### INSTRUCTION
Lines containing the word "acuzativ" are the ones to copy from the records below.

### RAW DATA
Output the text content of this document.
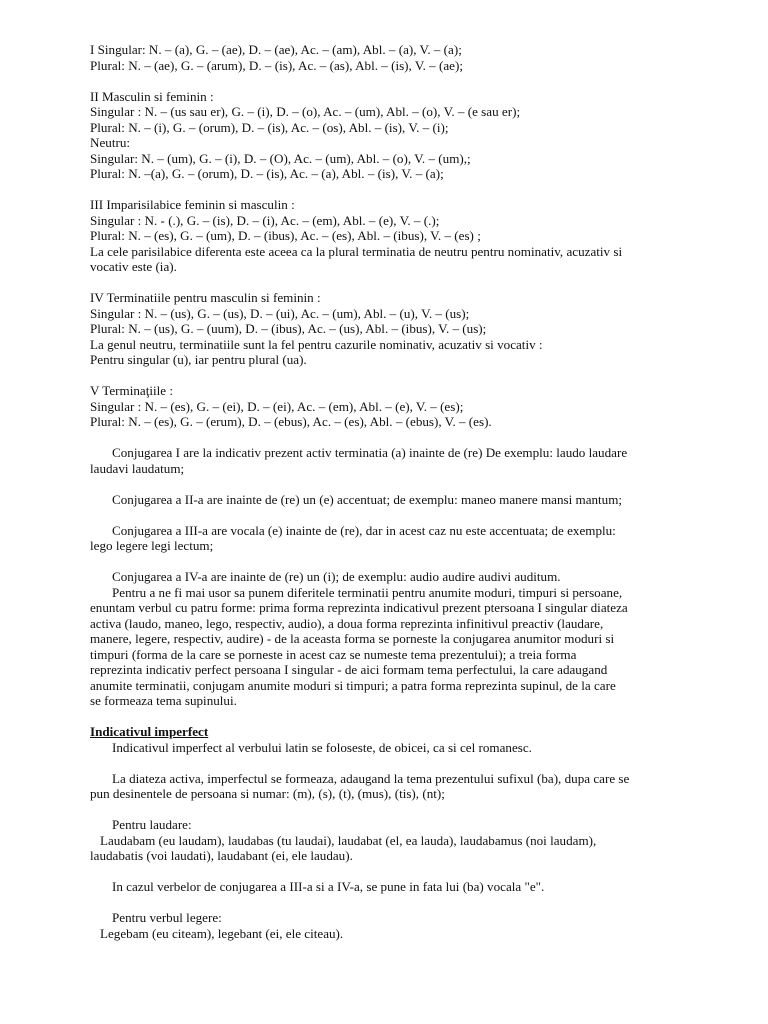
I Singular: N. – (a), G. – (ae), D. – (ae), Ac. – (am), Abl. – (a), V. – (a);
Plural: N. – (ae), G. – (arum), D. – (is), Ac. – (as), Abl. – (is), V. – (ae);
II Masculin si feminin :
Singular : N. – (us sau er), G. – (i), D. – (o), Ac. – (um), Abl. – (o), V. – (e sau er);
Plural: N. – (i), G. – (orum), D. – (is), Ac. – (os), Abl. – (is), V. – (i);
Neutru:
Singular: N. – (um), G. – (i), D. – (O), Ac. – (um), Abl. – (o), V. – (um),;
Plural: N. –(a), G. – (orum), D. – (is), Ac. – (a), Abl. – (is), V. – (a);
III Imparisilabice feminin si masculin :
Singular : N. - (.), G. – (is), D. – (i), Ac. – (em), Abl. – (e), V. – (.);
Plural: N. – (es), G. – (um), D. – (ibus), Ac. – (es), Abl. – (ibus), V. – (es) ;
La cele parisilabice diferenta este aceea ca la plural terminatia de neutru pentru nominativ, acuzativ si
vocativ este (ia).
IV Terminatiile pentru masculin si feminin :
Singular : N. – (us), G. – (us), D. – (ui), Ac. – (um), Abl. – (u), V. – (us);
Plural: N. – (us), G. – (uum), D. – (ibus), Ac. – (us), Abl. – (ibus), V. – (us);
La genul neutru, terminatiile sunt la fel pentru cazurile nominativ, acuzativ si vocativ :
Pentru singular (u), iar pentru plural (ua).
V Terminaţiile :
Singular : N. – (es), G. – (ei), D. – (ei), Ac. – (em), Abl. – (e), V. – (es);
Plural: N. – (es), G. – (erum), D. – (ebus), Ac. – (es), Abl. – (ebus), V. – (es).
Conjugarea I are la indicativ prezent activ terminatia (a) inainte de (re) De exemplu: laudo laudare
laudavi laudatum;
Conjugarea a II-a are inainte de (re) un (e) accentuat; de exemplu: maneo manere mansi mantum;
Conjugarea a III-a are vocala (e) inainte de (re), dar in acest caz nu este accentuata; de exemplu:
lego legere legi lectum;
Conjugarea a IV-a are inainte de (re) un (i); de exemplu: audio audire audivi auditum.
Pentru a ne fi mai usor sa punem diferitele terminatii pentru anumite moduri, timpuri si persoane,
enuntam verbul cu patru forme: prima forma reprezinta indicativul prezent ptersoana I singular diateza
activa (laudo, maneo, lego, respectiv, audio), a doua forma reprezinta infinitivul preactiv (laudare,
manere, legere, respectiv, audire) - de la aceasta forma se porneste la conjugarea anumitor moduri si
timpuri (forma de la care se porneste in acest caz se numeste tema prezentului); a treia forma
reprezinta indicativ perfect persoana I singular - de aici formam tema perfectului, la care adaugand
anumite terminatii, conjugam anumite moduri si timpuri; a patra forma reprezinta supinul, de la care
se formeaza tema supinului.
Indicativul imperfect
Indicativul imperfect al verbului latin se foloseste, de obicei, ca si cel romanesc.
La diateza activa, imperfectul se formeaza, adaugand la tema prezentului sufixul (ba), dupa care se
pun desinentele de persoana si numar: (m), (s), (t), (mus), (tis), (nt);
Pentru laudare:
Laudabam (eu laudam), laudabas (tu laudai), laudabat (el, ea lauda), laudabamus (noi laudam),
laudabatis (voi laudati), laudabant (ei, ele laudau).
In cazul verbelor de conjugarea a III-a si a IV-a, se pune in fata lui (ba) vocala "e".
Pentru verbul legere:
Legebam (eu citeam), legebant (ei, ele citeau).
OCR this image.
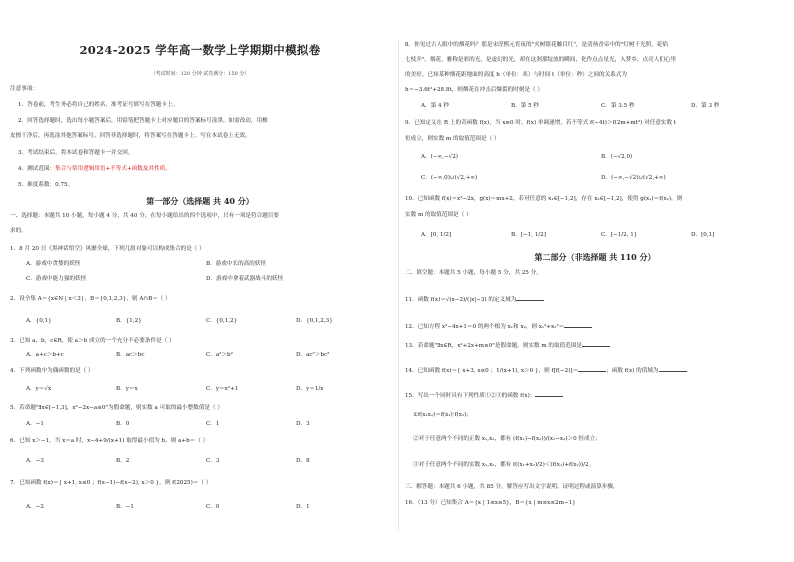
2024-2025 学年高一数学上学期期中模拟卷
（考试时间：120 分钟 试卷满分：150 分）
注意事项：
1．答卷前，考生务必将自己的姓名、准考证号填写在答题卡上。
2．回答选择题时，选出每小题答案后，用铅笔把答题卡上对应题目的答案标号涂黑。如需改动，用橡
皮擦干净后，再选涂其他答案标号。回答非选择题时，将答案写在答题卡上。写在本试卷上无效。
3．考试结束后，将本试卷和答题卡一并交回。
4．测试范围：集合与常用逻辑用语+不等式+函数及其性质。
5．难度系数：0.75。
第一部分（选择题 共 40 分）
一、选择题：本题共 10 小题，每小题 4 分，共 40 分。在每小题给出的四个选项中，只有一项是符合题目要
求的。
1．8 月 20 日《黑神话悟空》风靡全球，下列几组对象可以构成集合的是（ ）
A．游戏中贪婪的妖怪	B．游戏中长的高的妖怪
C．游戏中能力强的妖怪	D．游戏中拿着武器战斗的妖怪
2．设全集 A＝{x∈N | x＜3}，B＝{0,1,2,3}，则 A∩B＝（ ）
A．{0,1}	B．{1,2}	C．{0,1,2}	D．{0,1,2,3}
3．已知 a，b，c∈R，使 a＞b 成立的一个充分不必要条件是（ ）
A．a+c＞b+c	B．ac＞bc	C．a²＞b²	D．ac²＞bc²
4．下列函数中为偶函数的是（ ）
A．y＝√x	B．y＝x	C．y＝x²+1	D．y＝1/x
5．若命题"∃x∈[−1,3]，x²−2x−a≤0"为假命题，则实数 a 可取的最小整数值是（ ）
A．−1	B．0	C．1	D．3
6．已知 x＞−1，当 x＝a 时，x−4+9/(x+1) 取得最小值为 b，则 a+b＝（ ）
A．−3	B．2	C．3	D．8
7．已知函数 f(x)＝{ x+1, x≤0 ；f(x−1)−f(x−2), x＞0 }，则 f(2025)＝（ ）
A．−2	B．−1	C．0	D．1
8．你见过古人眼中的烟花吗？那是宋淳熙元宵夜的"火树银花触目红"，是清扬香帝中的"灯树千光照，花焰
七枝开"。烟花，雅称是彩的光，是虚幻的光，却在这刹那绽放的瞬间，化作点点星光，入梦乡，点亮人们心里
的美好。已知某种烟花距地面的高度 h（单位：米）与时间 t（单位：秒）之间的关系式为
h＝−3.6t²+28.8t，则烟花在冲击后爆裂的时刻是（ ）
A．第 4 秒	B．第 5 秒	C．第 3.5 秒	D．第 3 秒
9．已知定义在 R 上的奇函数 f(x)，当 x≥0 时，f(x) 单调递增，若不等式 f(−4t)＞f(2m+mt²) 对任意实数 t
恒成立，则实数 m 的取值范围是（ ）
A．(−∞,−√2)	B．(−√2,0)
C．(−∞,0)∪(√2,+∞)	D．(−∞,−√2)∪(√2,+∞)
10．已知函数 f(x)＝x²−2x，g(x)＝mx+2，若对任意的 x₁∈[−1,2]，存在 x₂∈[−1,2]，使得 g(x₁)＝f(x₂)，则
实数 m 的取值范围是（ ）
A．[0, 1/2]	B．[−1, 1/2]	C．[−1/2, 1]	D．[0,1]
第二部分（非选择题 共 110 分）
二、填空题：本题共 5 小题，每小题 5 分，共 25 分。
11．函数 f(x)＝√(x−2)/(|x|−3) 的定义域为
12．已知方程 x²−4x+1＝0 的两个根为 x₁和 x₂，则 x₁²+x₂²＝
13．若命题"∃x∈R，x²+2x+m≤0"是假命题，则实数 m 的取值范围是
14．已知函数 f(x)＝{ x+3, x≤0 ；1/(x+1), x＞0 }，则 f[f(−2)]＝	；函数 f(x) 的值域为
15．写出一个同时具有下列性质①②③的函数 f(x)：
①f(x₁x₂)＝f(x₁)·f(x₂)；
②对于任意两个不同的正数 x₁,x₂，都有 (f(x₁)−f(x₂))/(x₁−x₂)＞0 恒成立；
③对于任意两个不同的实数 x₁,x₂，都有 f((x₁+x₂)/2)＜(f(x₁)+f(x₂))/2。
三、解答题：本题共 6 小题，共 85 分。解答应写出文字说明、证明过程或演算步骤。
16．（13 分）已知集合 A＝{x | 1≤x≤5}，B＝{x | m≤x≤2m−1}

### CORRECT OUTPUT
La cele parisilabice diferenta este aceea ca la plural terminatia de neutru pentru nominativ, acuzativ si
La genul neutru, terminatiile sunt la fel pentru cazurile nominativ, acuzativ si vocativ :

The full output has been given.